[Element location data]
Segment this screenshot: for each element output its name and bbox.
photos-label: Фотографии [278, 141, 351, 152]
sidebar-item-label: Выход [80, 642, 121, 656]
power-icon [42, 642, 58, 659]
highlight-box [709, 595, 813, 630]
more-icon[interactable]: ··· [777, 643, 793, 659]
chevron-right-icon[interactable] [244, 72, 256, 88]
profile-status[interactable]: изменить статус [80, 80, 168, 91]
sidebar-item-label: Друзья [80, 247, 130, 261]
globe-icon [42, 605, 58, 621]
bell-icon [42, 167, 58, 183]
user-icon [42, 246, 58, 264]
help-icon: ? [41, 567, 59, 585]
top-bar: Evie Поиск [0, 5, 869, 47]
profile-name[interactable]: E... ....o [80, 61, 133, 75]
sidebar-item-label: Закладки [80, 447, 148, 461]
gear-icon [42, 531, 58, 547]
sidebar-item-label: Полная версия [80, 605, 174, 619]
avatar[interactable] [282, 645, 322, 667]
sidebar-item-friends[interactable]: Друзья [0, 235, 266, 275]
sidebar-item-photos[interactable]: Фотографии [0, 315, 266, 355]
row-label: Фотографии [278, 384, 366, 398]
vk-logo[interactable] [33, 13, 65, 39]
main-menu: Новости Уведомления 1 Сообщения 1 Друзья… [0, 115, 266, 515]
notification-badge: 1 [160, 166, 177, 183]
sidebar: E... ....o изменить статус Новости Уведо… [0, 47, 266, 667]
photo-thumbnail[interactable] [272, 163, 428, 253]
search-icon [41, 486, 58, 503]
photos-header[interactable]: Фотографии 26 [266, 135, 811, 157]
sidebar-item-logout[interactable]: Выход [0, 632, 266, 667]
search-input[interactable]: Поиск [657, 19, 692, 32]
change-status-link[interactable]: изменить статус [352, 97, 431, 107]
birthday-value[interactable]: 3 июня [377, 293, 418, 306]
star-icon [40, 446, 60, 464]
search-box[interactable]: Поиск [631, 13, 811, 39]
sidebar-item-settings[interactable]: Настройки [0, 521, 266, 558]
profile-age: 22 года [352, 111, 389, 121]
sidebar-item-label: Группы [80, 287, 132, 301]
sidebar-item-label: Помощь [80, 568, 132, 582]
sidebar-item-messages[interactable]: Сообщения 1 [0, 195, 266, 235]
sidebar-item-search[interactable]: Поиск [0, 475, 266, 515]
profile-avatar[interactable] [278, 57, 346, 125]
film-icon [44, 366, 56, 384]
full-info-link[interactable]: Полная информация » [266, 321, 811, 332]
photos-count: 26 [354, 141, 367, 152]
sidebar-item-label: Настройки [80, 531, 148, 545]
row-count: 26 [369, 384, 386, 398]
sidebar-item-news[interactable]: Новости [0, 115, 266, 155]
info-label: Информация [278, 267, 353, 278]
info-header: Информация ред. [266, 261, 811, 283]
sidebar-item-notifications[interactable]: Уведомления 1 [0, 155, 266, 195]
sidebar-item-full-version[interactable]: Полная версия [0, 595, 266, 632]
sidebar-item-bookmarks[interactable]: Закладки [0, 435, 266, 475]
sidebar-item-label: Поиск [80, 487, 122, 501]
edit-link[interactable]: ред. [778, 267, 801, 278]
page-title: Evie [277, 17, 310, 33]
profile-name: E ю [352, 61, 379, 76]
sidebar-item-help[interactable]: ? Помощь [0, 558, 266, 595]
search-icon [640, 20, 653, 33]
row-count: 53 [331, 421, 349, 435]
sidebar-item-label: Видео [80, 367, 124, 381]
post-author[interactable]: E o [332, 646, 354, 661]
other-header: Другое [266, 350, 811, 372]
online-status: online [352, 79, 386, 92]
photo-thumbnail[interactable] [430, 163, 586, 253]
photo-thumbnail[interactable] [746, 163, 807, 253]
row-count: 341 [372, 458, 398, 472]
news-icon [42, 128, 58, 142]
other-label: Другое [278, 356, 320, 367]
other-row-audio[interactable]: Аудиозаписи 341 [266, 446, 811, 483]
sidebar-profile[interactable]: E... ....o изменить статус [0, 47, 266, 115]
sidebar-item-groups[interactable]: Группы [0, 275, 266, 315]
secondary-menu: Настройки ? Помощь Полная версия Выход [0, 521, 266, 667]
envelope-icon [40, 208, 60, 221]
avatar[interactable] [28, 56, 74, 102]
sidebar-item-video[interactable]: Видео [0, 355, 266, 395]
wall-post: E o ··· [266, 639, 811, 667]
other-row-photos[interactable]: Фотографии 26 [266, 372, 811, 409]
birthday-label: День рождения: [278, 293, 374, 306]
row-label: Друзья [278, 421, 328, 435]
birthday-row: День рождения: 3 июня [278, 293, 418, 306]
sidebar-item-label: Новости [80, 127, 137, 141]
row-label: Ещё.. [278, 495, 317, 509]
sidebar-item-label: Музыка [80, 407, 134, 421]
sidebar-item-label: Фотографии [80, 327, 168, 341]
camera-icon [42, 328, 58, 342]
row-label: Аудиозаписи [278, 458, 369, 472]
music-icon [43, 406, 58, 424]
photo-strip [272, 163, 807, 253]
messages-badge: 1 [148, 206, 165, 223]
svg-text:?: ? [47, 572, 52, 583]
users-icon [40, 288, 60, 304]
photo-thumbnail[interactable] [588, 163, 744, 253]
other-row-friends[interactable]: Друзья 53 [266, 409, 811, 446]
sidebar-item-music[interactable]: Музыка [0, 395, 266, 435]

EXERCISE BRIEF - Return the items verbatim, starting at the first line and ending at the line that contains "search-icon [41, 486, 58, 503]", including both of those lines.

THE ANSWER -
Segment this screenshot: for each element output its name and bbox.
photos-label: Фотографии [278, 141, 351, 152]
sidebar-item-label: Выход [80, 642, 121, 656]
power-icon [42, 642, 58, 659]
highlight-box [709, 595, 813, 630]
more-icon[interactable]: ··· [777, 643, 793, 659]
chevron-right-icon[interactable] [244, 72, 256, 88]
profile-status[interactable]: изменить статус [80, 80, 168, 91]
sidebar-item-label: Друзья [80, 247, 130, 261]
globe-icon [42, 605, 58, 621]
bell-icon [42, 167, 58, 183]
user-icon [42, 246, 58, 264]
help-icon: ? [41, 567, 59, 585]
top-bar: Evie Поиск [0, 5, 869, 47]
profile-name[interactable]: E... ....o [80, 61, 133, 75]
sidebar-item-label: Закладки [80, 447, 148, 461]
gear-icon [42, 531, 58, 547]
sidebar-item-label: Полная версия [80, 605, 174, 619]
avatar[interactable] [282, 645, 322, 667]
sidebar-item-friends[interactable]: Друзья [0, 235, 266, 275]
sidebar-item-photos[interactable]: Фотографии [0, 315, 266, 355]
row-label: Фотографии [278, 384, 366, 398]
vk-logo[interactable] [33, 13, 65, 39]
main-menu: Новости Уведомления 1 Сообщения 1 Друзья… [0, 115, 266, 515]
notification-badge: 1 [160, 166, 177, 183]
sidebar: E... ....o изменить статус Новости Уведо… [0, 47, 266, 667]
photo-thumbnail[interactable] [272, 163, 428, 253]
search-icon [41, 486, 58, 503]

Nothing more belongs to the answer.